What you should do:
Please render the lines of the material below as a JSON list of strings, one string per line, with blank lines left out. Start at the line that contains "y-axis-title: Frequency of" and end at the line that contains "x-tick-label: 700 [458,475,486,503]", including both.

* START *

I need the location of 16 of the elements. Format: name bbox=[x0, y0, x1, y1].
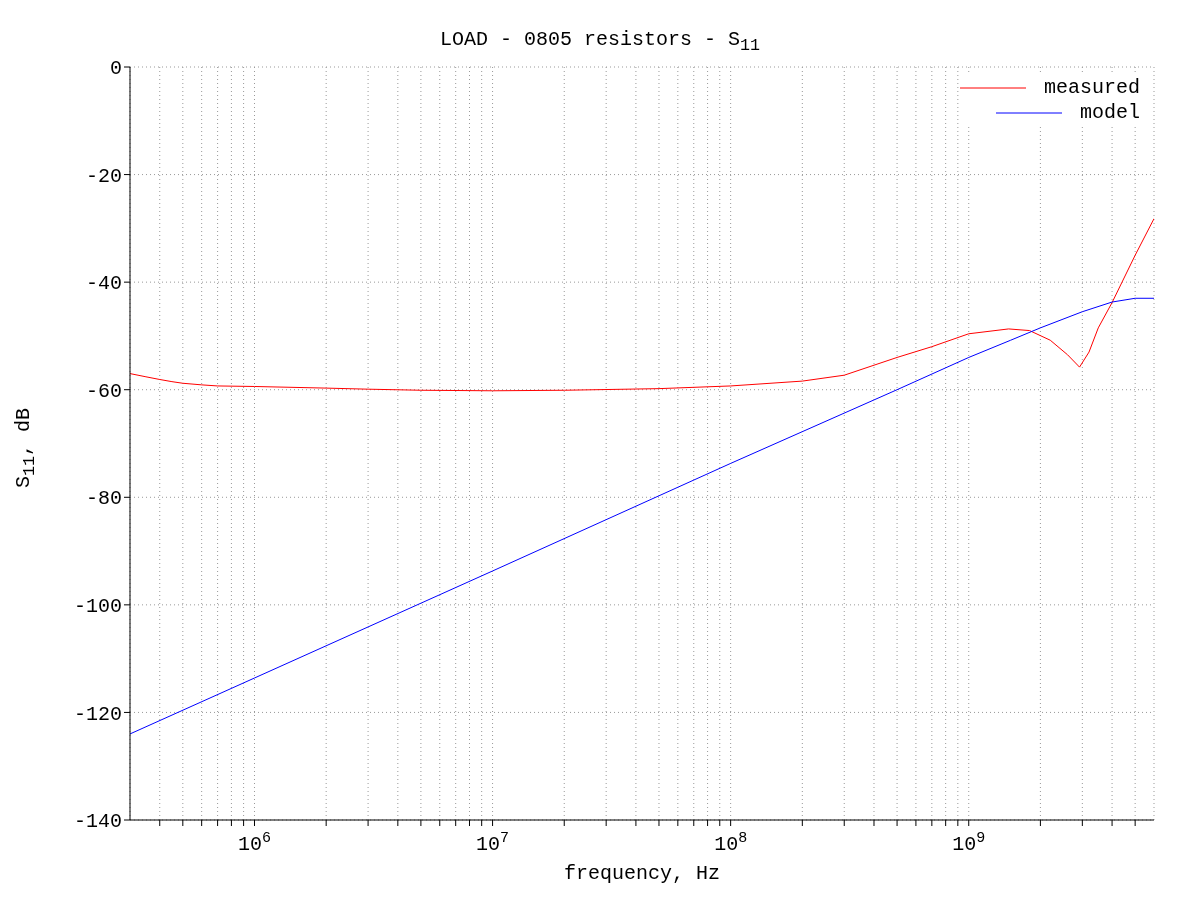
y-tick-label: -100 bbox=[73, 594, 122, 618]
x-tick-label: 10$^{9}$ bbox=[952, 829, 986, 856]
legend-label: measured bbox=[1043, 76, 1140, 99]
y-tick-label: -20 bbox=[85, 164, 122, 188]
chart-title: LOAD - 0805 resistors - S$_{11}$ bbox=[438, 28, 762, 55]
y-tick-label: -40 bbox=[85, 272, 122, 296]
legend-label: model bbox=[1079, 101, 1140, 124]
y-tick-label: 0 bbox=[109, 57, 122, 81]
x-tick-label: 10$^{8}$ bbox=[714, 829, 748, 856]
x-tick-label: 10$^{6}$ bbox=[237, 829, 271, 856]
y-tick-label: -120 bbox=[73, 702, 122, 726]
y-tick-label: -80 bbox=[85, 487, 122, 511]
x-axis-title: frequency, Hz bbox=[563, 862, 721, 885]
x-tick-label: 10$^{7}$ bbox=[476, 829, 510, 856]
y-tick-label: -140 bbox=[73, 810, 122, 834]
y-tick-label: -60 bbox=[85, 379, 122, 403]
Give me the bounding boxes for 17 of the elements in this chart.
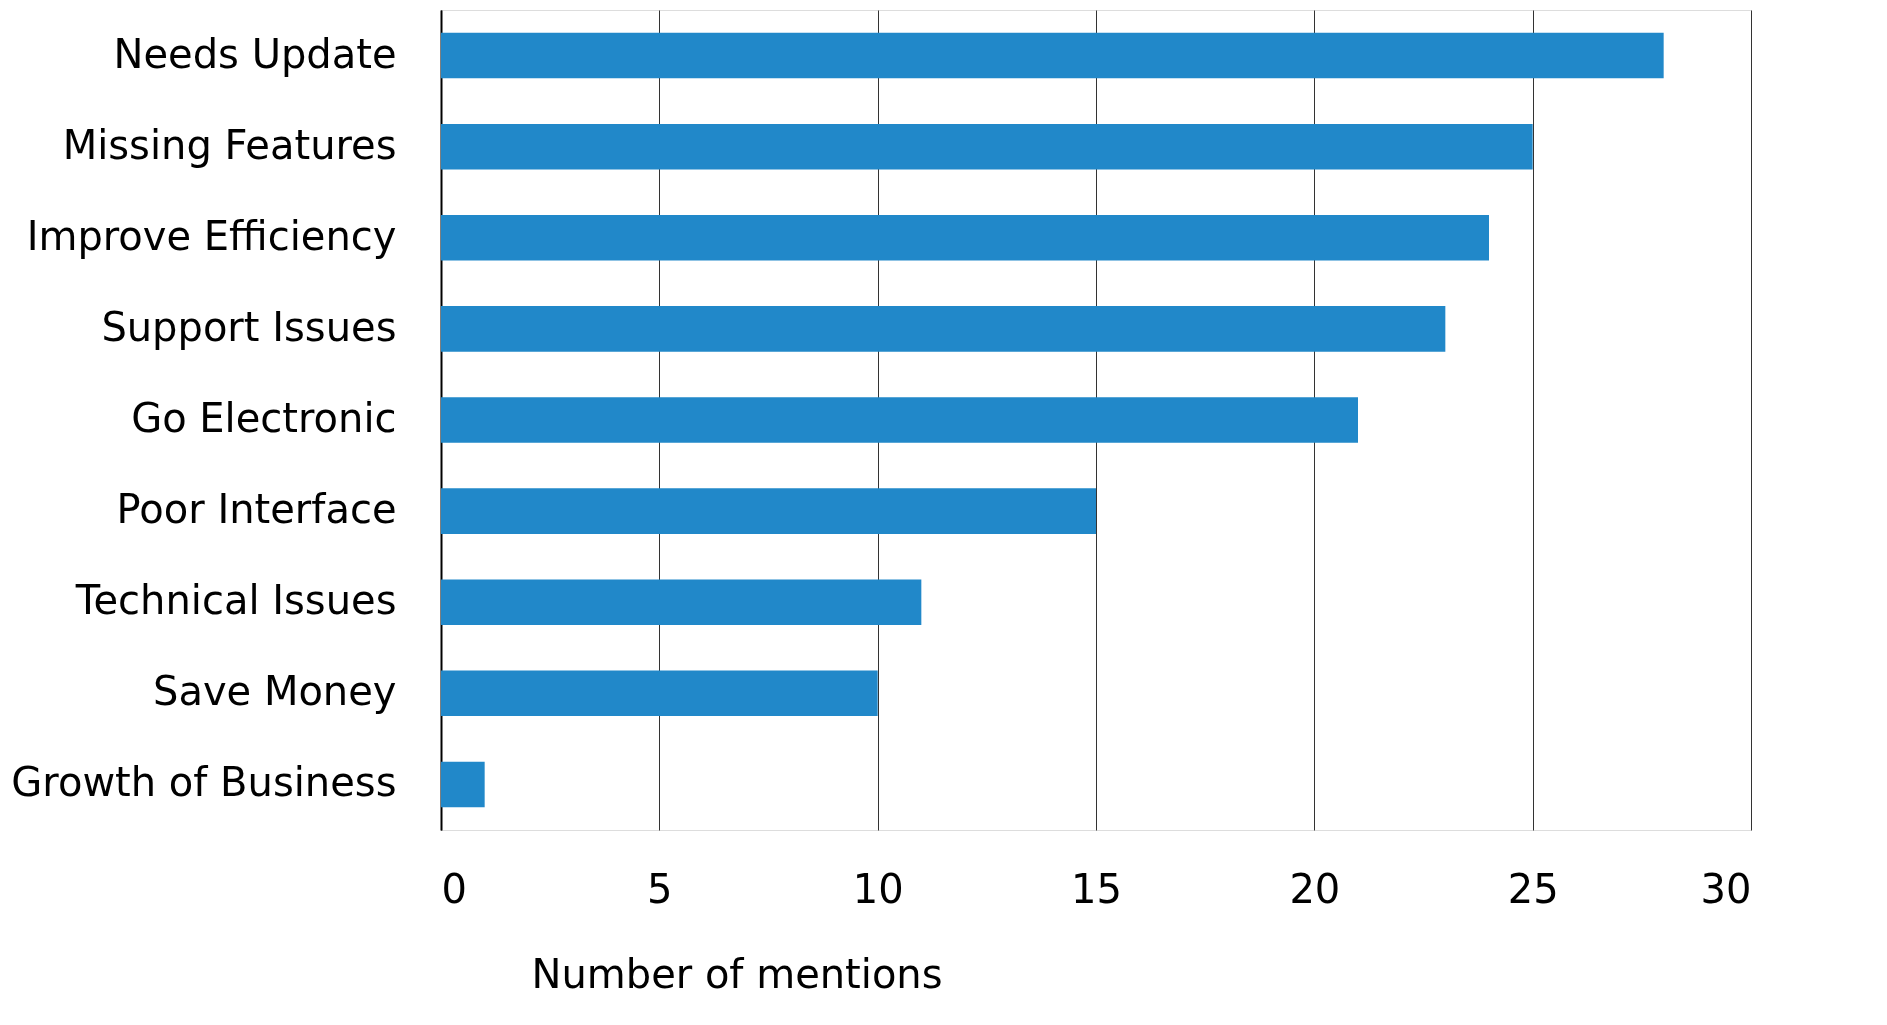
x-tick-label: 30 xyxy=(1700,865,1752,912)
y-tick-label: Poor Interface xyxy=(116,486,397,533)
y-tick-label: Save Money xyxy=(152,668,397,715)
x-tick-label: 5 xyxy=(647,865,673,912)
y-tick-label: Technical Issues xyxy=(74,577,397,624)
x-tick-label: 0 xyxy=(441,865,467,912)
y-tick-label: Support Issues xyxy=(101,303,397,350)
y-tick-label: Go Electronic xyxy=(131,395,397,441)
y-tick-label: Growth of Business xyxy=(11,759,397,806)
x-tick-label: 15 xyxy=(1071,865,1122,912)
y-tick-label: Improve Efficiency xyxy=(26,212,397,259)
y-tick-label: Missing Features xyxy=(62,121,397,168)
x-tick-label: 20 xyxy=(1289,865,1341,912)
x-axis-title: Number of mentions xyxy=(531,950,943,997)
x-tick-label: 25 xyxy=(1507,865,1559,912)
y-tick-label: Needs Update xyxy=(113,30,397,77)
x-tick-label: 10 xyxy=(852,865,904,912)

* END *
* START *

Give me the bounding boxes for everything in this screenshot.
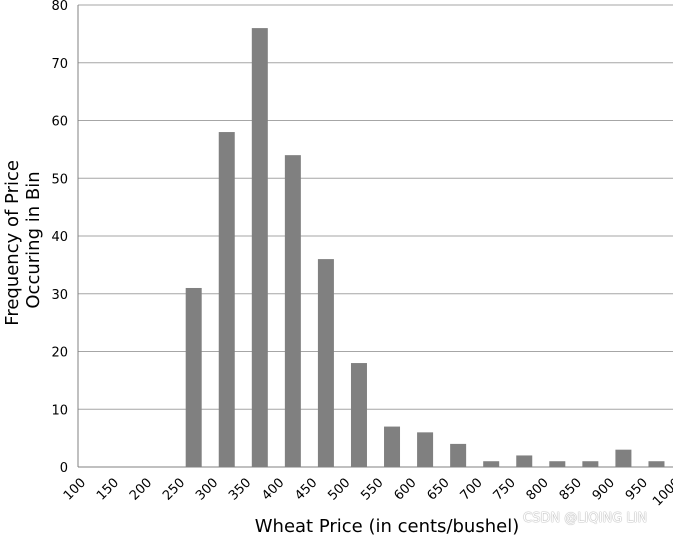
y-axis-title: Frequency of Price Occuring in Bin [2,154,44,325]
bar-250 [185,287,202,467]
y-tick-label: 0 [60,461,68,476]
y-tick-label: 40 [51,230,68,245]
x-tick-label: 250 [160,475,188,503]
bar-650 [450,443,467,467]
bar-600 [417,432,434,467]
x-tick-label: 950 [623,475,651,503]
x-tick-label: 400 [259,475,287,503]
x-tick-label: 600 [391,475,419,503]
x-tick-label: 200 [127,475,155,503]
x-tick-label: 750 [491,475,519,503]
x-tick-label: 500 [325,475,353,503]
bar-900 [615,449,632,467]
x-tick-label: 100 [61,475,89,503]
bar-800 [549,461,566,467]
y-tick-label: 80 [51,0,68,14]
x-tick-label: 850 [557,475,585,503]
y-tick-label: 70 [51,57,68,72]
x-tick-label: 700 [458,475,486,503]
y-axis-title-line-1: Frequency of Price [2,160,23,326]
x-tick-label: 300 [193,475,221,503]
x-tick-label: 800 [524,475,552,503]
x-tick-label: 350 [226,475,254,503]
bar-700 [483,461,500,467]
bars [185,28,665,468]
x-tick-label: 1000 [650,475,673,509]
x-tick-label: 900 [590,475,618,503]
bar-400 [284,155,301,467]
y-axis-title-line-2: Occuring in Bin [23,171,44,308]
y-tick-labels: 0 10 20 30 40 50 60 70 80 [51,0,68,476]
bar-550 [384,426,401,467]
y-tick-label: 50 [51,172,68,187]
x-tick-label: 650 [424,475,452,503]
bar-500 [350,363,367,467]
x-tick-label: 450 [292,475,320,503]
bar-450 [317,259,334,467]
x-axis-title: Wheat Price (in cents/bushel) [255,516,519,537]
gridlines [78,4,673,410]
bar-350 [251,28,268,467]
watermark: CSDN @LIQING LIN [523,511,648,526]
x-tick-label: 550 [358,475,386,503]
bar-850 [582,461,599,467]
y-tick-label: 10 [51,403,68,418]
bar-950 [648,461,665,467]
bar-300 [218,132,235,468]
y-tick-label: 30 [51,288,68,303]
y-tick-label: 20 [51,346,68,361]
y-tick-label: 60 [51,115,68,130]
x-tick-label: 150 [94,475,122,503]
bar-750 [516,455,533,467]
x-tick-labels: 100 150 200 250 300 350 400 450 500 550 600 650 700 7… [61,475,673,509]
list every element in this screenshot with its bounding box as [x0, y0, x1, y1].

* END *

Response:
[
  "y-axis-title: Frequency of Price Occuring in Bin [2,154,44,325]",
  "bar-250 [185,287,202,467]",
  "y-tick-label: 0 [60,461,68,476]",
  "y-tick-label: 40 [51,230,68,245]",
  "x-tick-label: 250 [160,475,188,503]",
  "bar-650 [450,443,467,467]",
  "bar-600 [417,432,434,467]",
  "x-tick-label: 950 [623,475,651,503]",
  "x-tick-label: 400 [259,475,287,503]",
  "x-tick-label: 600 [391,475,419,503]",
  "x-tick-label: 200 [127,475,155,503]",
  "x-tick-label: 750 [491,475,519,503]",
  "x-tick-label: 500 [325,475,353,503]",
  "bar-900 [615,449,632,467]",
  "x-tick-label: 100 [61,475,89,503]",
  "bar-800 [549,461,566,467]",
  "y-tick-label: 80 [51,0,68,14]",
  "x-tick-label: 850 [557,475,585,503]",
  "y-tick-label: 70 [51,57,68,72]",
  "x-tick-label: 700 [458,475,486,503]"
]